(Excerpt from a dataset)
□ □ □ □

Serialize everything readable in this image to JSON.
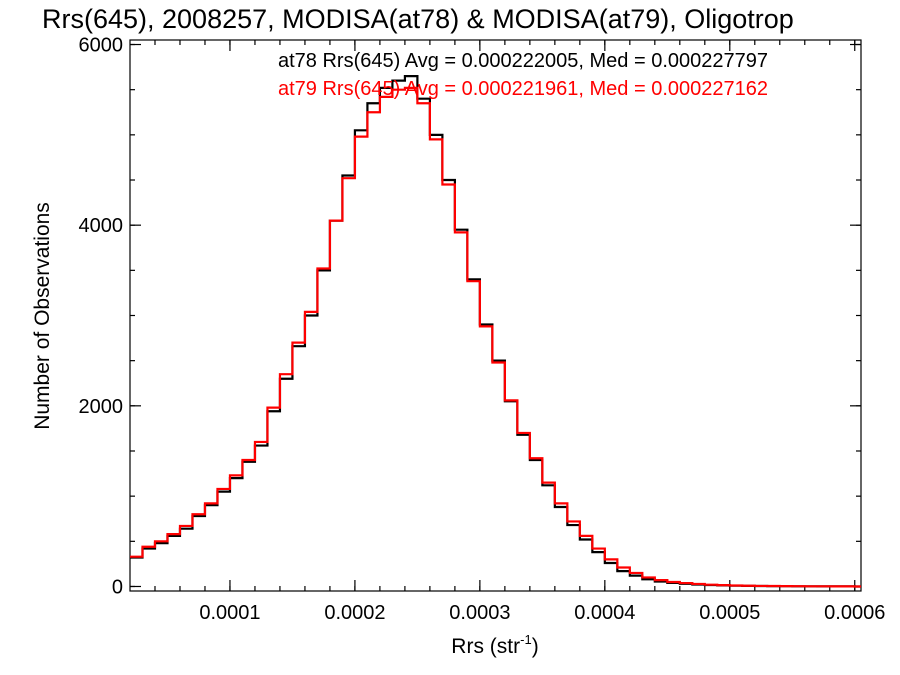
{
  "chart_data": {
    "type": "line",
    "step": true,
    "title": "Rrs(645), 2008257, MODISA(at78) & MODISA(at79), Oligotrop",
    "xlabel": "Rrs (str",
    "xlabel_sup": "-1",
    "xlabel_end": ")",
    "ylabel": "Number of Observations",
    "xlim": [
      2e-05,
      0.000605
    ],
    "ylim": [
      -50,
      6050
    ],
    "x_ticks": [
      {
        "v": 0.0001,
        "label": "0.0001"
      },
      {
        "v": 0.0002,
        "label": "0.0002"
      },
      {
        "v": 0.0003,
        "label": "0.0003"
      },
      {
        "v": 0.0004,
        "label": "0.0004"
      },
      {
        "v": 0.0005,
        "label": "0.0005"
      },
      {
        "v": 0.0006,
        "label": "0.0006"
      }
    ],
    "y_ticks": [
      {
        "v": 0,
        "label": "0"
      },
      {
        "v": 2000,
        "label": "2000"
      },
      {
        "v": 4000,
        "label": "4000"
      },
      {
        "v": 6000,
        "label": "6000"
      }
    ],
    "x_minor_step": 2e-05,
    "y_minor_step": 500,
    "series": [
      {
        "name": "at78",
        "color": "#000000",
        "legend_text": "at78 Rrs(645) Avg = 0.000222005, Med = 0.000227797",
        "x": [
          2e-05,
          3e-05,
          4e-05,
          5e-05,
          6e-05,
          7e-05,
          8e-05,
          9e-05,
          0.0001,
          0.00011,
          0.00012,
          0.00013,
          0.00014,
          0.00015,
          0.00016,
          0.00017,
          0.00018,
          0.00019,
          0.0002,
          0.00021,
          0.00022,
          0.00023,
          0.00024,
          0.00025,
          0.00026,
          0.00027,
          0.00028,
          0.00029,
          0.0003,
          0.00031,
          0.00032,
          0.00033,
          0.00034,
          0.00035,
          0.00036,
          0.00037,
          0.00038,
          0.00039,
          0.0004,
          0.00041,
          0.00042,
          0.00043,
          0.00044,
          0.00045,
          0.00046,
          0.00047,
          0.00048,
          0.00049,
          0.0005,
          0.00051,
          0.00052,
          0.00053,
          0.00054,
          0.00055,
          0.00056,
          0.00057,
          0.00058,
          0.00059,
          0.0006
        ],
        "values": [
          320,
          420,
          480,
          560,
          640,
          780,
          900,
          1050,
          1200,
          1380,
          1560,
          1940,
          2300,
          2660,
          3000,
          3500,
          4050,
          4550,
          5050,
          5350,
          5520,
          5600,
          5650,
          5400,
          5000,
          4500,
          3950,
          3400,
          2900,
          2500,
          2050,
          1680,
          1400,
          1120,
          880,
          680,
          520,
          380,
          260,
          170,
          120,
          80,
          55,
          40,
          30,
          22,
          16,
          12,
          9,
          7,
          5,
          4,
          3,
          2,
          2,
          1,
          1,
          1,
          0
        ]
      },
      {
        "name": "at79",
        "color": "#ff0000",
        "legend_text": "at79 Rrs(645) Avg = 0.000221961, Med = 0.000227162",
        "x": [
          2e-05,
          3e-05,
          4e-05,
          5e-05,
          6e-05,
          7e-05,
          8e-05,
          9e-05,
          0.0001,
          0.00011,
          0.00012,
          0.00013,
          0.00014,
          0.00015,
          0.00016,
          0.00017,
          0.00018,
          0.00019,
          0.0002,
          0.00021,
          0.00022,
          0.00023,
          0.00024,
          0.00025,
          0.00026,
          0.00027,
          0.00028,
          0.00029,
          0.0003,
          0.00031,
          0.00032,
          0.00033,
          0.00034,
          0.00035,
          0.00036,
          0.00037,
          0.00038,
          0.00039,
          0.0004,
          0.00041,
          0.00042,
          0.00043,
          0.00044,
          0.00045,
          0.00046,
          0.00047,
          0.00048,
          0.00049,
          0.0005,
          0.00051,
          0.00052,
          0.00053,
          0.00054,
          0.00055,
          0.00056,
          0.00057,
          0.00058,
          0.00059,
          0.0006
        ],
        "values": [
          330,
          440,
          500,
          580,
          670,
          800,
          920,
          1080,
          1230,
          1400,
          1600,
          1980,
          2350,
          2700,
          3040,
          3520,
          4050,
          4520,
          4980,
          5250,
          5420,
          5500,
          5520,
          5350,
          4950,
          4450,
          3920,
          3380,
          2880,
          2480,
          2060,
          1700,
          1420,
          1150,
          920,
          720,
          560,
          420,
          300,
          210,
          150,
          100,
          70,
          50,
          38,
          28,
          20,
          15,
          11,
          8,
          6,
          5,
          4,
          3,
          2,
          2,
          1,
          1,
          0
        ]
      }
    ]
  }
}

□ □ □ □

__Exercise goal__:
Transcribe every line from the records above without alteration, and leave out the images.

__Final result__:
Serialize everything readable in this image to JSON.
{
  "chart_data": {
    "type": "line",
    "step": true,
    "title": "Rrs(645), 2008257, MODISA(at78) & MODISA(at79), Oligotrop",
    "xlabel": "Rrs (str",
    "xlabel_sup": "-1",
    "xlabel_end": ")",
    "ylabel": "Number of Observations",
    "xlim": [
      2e-05,
      0.000605
    ],
    "ylim": [
      -50,
      6050
    ],
    "x_ticks": [
      {
        "v": 0.0001,
        "label": "0.0001"
      },
      {
        "v": 0.0002,
        "label": "0.0002"
      },
      {
        "v": 0.0003,
        "label": "0.0003"
      },
      {
        "v": 0.0004,
        "label": "0.0004"
      },
      {
        "v": 0.0005,
        "label": "0.0005"
      },
      {
        "v": 0.0006,
        "label": "0.0006"
      }
    ],
    "y_ticks": [
      {
        "v": 0,
        "label": "0"
      },
      {
        "v": 2000,
        "label": "2000"
      },
      {
        "v": 4000,
        "label": "4000"
      },
      {
        "v": 6000,
        "label": "6000"
      }
    ],
    "x_minor_step": 2e-05,
    "y_minor_step": 500,
    "series": [
      {
        "name": "at78",
        "color": "#000000",
        "legend_text": "at78 Rrs(645) Avg = 0.000222005, Med = 0.000227797",
        "x": [
          2e-05,
          3e-05,
          4e-05,
          5e-05,
          6e-05,
          7e-05,
          8e-05,
          9e-05,
          0.0001,
          0.00011,
          0.00012,
          0.00013,
          0.00014,
          0.00015,
          0.00016,
          0.00017,
          0.00018,
          0.00019,
          0.0002,
          0.00021,
          0.00022,
          0.00023,
          0.00024,
          0.00025,
          0.00026,
          0.00027,
          0.00028,
          0.00029,
          0.0003,
          0.00031,
          0.00032,
          0.00033,
          0.00034,
          0.00035,
          0.00036,
          0.00037,
          0.00038,
          0.00039,
          0.0004,
          0.00041,
          0.00042,
          0.00043,
          0.00044,
          0.00045,
          0.00046,
          0.00047,
          0.00048,
          0.00049,
          0.0005,
          0.00051,
          0.00052,
          0.00053,
          0.00054,
          0.00055,
          0.00056,
          0.00057,
          0.00058,
          0.00059,
          0.0006
        ],
        "values": [
          320,
          420,
          480,
          560,
          640,
          780,
          900,
          1050,
          1200,
          1380,
          1560,
          1940,
          2300,
          2660,
          3000,
          3500,
          4050,
          4550,
          5050,
          5350,
          5520,
          5600,
          5650,
          5400,
          5000,
          4500,
          3950,
          3400,
          2900,
          2500,
          2050,
          1680,
          1400,
          1120,
          880,
          680,
          520,
          380,
          260,
          170,
          120,
          80,
          55,
          40,
          30,
          22,
          16,
          12,
          9,
          7,
          5,
          4,
          3,
          2,
          2,
          1,
          1,
          1,
          0
        ]
      },
      {
        "name": "at79",
        "color": "#ff0000",
        "legend_text": "at79 Rrs(645) Avg = 0.000221961, Med = 0.000227162",
        "x": [
          2e-05,
          3e-05,
          4e-05,
          5e-05,
          6e-05,
          7e-05,
          8e-05,
          9e-05,
          0.0001,
          0.00011,
          0.00012,
          0.00013,
          0.00014,
          0.00015,
          0.00016,
          0.00017,
          0.00018,
          0.00019,
          0.0002,
          0.00021,
          0.00022,
          0.00023,
          0.00024,
          0.00025,
          0.00026,
          0.00027,
          0.00028,
          0.00029,
          0.0003,
          0.00031,
          0.00032,
          0.00033,
          0.00034,
          0.00035,
          0.00036,
          0.00037,
          0.00038,
          0.00039,
          0.0004,
          0.00041,
          0.00042,
          0.00043,
          0.00044,
          0.00045,
          0.00046,
          0.00047,
          0.00048,
          0.00049,
          0.0005,
          0.00051,
          0.00052,
          0.00053,
          0.00054,
          0.00055,
          0.00056,
          0.00057,
          0.00058,
          0.00059,
          0.0006
        ],
        "values": [
          330,
          440,
          500,
          580,
          670,
          800,
          920,
          1080,
          1230,
          1400,
          1600,
          1980,
          2350,
          2700,
          3040,
          3520,
          4050,
          4520,
          4980,
          5250,
          5420,
          5500,
          5520,
          5350,
          4950,
          4450,
          3920,
          3380,
          2880,
          2480,
          2060,
          1700,
          1420,
          1150,
          920,
          720,
          560,
          420,
          300,
          210,
          150,
          100,
          70,
          50,
          38,
          28,
          20,
          15,
          11,
          8,
          6,
          5,
          4,
          3,
          2,
          2,
          1,
          1,
          0
        ]
      }
    ]
  }
}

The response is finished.